- **Work required**: Go over the entries below line by line, copying each one that contains the word "finding".

- **Data items**:
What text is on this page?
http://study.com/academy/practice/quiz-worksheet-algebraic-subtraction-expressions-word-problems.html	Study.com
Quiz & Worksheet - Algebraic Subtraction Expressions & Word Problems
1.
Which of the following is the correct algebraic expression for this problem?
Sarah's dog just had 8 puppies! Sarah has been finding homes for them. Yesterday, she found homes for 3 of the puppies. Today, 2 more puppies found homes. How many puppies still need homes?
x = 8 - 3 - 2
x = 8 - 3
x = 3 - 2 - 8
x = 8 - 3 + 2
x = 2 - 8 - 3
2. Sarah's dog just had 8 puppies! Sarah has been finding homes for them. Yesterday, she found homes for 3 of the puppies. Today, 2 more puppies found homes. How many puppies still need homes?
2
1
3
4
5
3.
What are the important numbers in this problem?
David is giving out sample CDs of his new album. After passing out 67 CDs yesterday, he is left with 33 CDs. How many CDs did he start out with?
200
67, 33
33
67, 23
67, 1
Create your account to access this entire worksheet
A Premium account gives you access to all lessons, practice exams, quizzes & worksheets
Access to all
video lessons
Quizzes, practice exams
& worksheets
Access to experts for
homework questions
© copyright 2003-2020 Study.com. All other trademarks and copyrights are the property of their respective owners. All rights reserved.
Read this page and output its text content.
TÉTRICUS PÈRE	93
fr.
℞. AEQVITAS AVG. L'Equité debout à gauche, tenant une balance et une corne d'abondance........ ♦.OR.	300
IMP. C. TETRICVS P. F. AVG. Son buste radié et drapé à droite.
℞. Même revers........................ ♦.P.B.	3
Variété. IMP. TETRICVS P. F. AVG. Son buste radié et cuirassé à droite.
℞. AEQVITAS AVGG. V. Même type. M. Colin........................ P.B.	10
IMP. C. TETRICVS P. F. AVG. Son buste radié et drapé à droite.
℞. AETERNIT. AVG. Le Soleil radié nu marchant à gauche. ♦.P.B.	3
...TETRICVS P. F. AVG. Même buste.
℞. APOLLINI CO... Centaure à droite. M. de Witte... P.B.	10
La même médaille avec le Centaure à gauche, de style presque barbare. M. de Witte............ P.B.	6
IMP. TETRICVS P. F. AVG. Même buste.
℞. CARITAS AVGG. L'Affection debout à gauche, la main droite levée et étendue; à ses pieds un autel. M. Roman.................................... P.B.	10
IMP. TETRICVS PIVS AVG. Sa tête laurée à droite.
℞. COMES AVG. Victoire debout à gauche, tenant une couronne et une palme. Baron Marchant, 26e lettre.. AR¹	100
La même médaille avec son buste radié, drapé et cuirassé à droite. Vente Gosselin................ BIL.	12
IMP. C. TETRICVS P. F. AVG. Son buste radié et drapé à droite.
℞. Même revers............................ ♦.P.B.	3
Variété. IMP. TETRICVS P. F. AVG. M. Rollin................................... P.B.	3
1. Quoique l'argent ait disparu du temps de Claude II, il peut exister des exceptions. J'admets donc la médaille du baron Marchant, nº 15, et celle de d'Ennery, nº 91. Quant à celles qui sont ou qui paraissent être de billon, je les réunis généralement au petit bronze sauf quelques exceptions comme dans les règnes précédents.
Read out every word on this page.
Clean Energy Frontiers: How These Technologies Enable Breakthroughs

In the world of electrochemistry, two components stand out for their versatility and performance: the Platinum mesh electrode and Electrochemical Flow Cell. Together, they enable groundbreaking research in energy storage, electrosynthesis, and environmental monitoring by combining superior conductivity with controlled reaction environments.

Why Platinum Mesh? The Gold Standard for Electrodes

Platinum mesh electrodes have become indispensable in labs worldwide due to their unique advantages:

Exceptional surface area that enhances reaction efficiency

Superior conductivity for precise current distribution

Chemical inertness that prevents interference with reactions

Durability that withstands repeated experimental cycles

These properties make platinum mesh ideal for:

- **Problem solution**:
Sarah's dog just had 8 puppies! Sarah has been finding homes for them. Yesterday, she found homes for 3 of the puppies. Today, 2 more puppies found homes. How many puppies still need homes?
2. Sarah's dog just had 8 puppies! Sarah has been finding homes for them. Yesterday, she found homes for 3 of the puppies. Today, 2 more puppies found homes. How many puppies still need homes?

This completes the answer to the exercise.